## start DATA SHOWN

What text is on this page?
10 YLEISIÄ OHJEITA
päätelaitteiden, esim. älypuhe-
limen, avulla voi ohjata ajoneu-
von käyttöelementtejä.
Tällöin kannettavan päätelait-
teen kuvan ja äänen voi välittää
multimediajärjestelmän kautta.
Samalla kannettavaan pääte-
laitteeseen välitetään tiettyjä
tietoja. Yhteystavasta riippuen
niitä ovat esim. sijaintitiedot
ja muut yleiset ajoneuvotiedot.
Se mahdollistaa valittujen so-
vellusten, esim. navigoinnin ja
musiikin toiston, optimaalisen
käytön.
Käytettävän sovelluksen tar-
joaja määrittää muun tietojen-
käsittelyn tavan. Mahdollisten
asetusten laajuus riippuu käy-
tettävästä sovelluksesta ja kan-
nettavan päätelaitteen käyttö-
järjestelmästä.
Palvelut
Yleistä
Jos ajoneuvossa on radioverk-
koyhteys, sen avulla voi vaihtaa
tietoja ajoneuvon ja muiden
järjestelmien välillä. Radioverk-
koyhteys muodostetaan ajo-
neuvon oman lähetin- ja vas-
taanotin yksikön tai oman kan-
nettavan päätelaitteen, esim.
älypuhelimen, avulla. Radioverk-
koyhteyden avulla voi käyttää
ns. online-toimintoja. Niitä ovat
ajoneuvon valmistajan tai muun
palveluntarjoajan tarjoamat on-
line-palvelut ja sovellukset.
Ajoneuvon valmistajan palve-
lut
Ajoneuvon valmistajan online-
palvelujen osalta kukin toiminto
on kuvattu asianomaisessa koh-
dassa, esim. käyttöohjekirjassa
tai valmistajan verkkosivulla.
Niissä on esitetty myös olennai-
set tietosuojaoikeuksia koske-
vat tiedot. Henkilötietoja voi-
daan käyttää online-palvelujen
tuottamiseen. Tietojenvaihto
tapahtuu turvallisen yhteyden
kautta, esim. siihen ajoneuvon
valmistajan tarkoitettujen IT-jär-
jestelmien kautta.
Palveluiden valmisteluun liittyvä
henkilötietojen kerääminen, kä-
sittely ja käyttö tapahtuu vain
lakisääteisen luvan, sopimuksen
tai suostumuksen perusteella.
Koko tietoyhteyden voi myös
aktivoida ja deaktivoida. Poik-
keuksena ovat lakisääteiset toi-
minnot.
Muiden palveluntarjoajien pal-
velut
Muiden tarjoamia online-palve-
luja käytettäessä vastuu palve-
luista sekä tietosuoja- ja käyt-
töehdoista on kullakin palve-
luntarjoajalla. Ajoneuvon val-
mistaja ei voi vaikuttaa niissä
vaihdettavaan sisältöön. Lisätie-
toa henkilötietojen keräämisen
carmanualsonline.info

## end DATA SHOWN

PROBLEM DETAILS ▸
Every record shown above should be written out again exactly.

RESPONSE TO THE TASK ▸
What text is on this page?
10 YLEISIÄ OHJEITA
päätelaitteiden, esim. älypuhe-
limen, avulla voi ohjata ajoneu-
von käyttöelementtejä.
Tällöin kannettavan päätelait-
teen kuvan ja äänen voi välittää
multimediajärjestelmän kautta.
Samalla kannettavaan pääte-
laitteeseen välitetään tiettyjä
tietoja. Yhteystavasta riippuen
niitä ovat esim. sijaintitiedot
ja muut yleiset ajoneuvotiedot.
Se mahdollistaa valittujen so-
vellusten, esim. navigoinnin ja
musiikin toiston, optimaalisen
käytön.
Käytettävän sovelluksen tar-
joaja määrittää muun tietojen-
käsittelyn tavan. Mahdollisten
asetusten laajuus riippuu käy-
tettävästä sovelluksesta ja kan-
nettavan päätelaitteen käyttö-
järjestelmästä.
Palvelut
Yleistä
Jos ajoneuvossa on radioverk-
koyhteys, sen avulla voi vaihtaa
tietoja ajoneuvon ja muiden
järjestelmien välillä. Radioverk-
koyhteys muodostetaan ajo-
neuvon oman lähetin- ja vas-
taanotin yksikön tai oman kan-
nettavan päätelaitteen, esim.
älypuhelimen, avulla. Radioverk-
koyhteyden avulla voi käyttää
ns. online-toimintoja. Niitä ovat
ajoneuvon valmistajan tai muun
palveluntarjoajan tarjoamat on-
line-palvelut ja sovellukset.
Ajoneuvon valmistajan palve-
lut
Ajoneuvon valmistajan online-
palvelujen osalta kukin toiminto
on kuvattu asianomaisessa koh-
dassa, esim. käyttöohjekirjassa
tai valmistajan verkkosivulla.
Niissä on esitetty myös olennai-
set tietosuojaoikeuksia koske-
vat tiedot. Henkilötietoja voi-
daan käyttää online-palvelujen
tuottamiseen. Tietojenvaihto
tapahtuu turvallisen yhteyden
kautta, esim. siihen ajoneuvon
valmistajan tarkoitettujen IT-jär-
jestelmien kautta.
Palveluiden valmisteluun liittyvä
henkilötietojen kerääminen, kä-
sittely ja käyttö tapahtuu vain
lakisääteisen luvan, sopimuksen
tai suostumuksen perusteella.
Koko tietoyhteyden voi myös
aktivoida ja deaktivoida. Poik-
keuksena ovat lakisääteiset toi-
minnot.
Muiden palveluntarjoajien pal-
velut
Muiden tarjoamia online-palve-
luja käytettäessä vastuu palve-
luista sekä tietosuoja- ja käyt-
töehdoista on kullakin palve-
luntarjoajalla. Ajoneuvon val-
mistaja ei voi vaikuttaa niissä
vaihdettavaan sisältöön. Lisätie-
toa henkilötietojen keräämisen
carmanualsonline.info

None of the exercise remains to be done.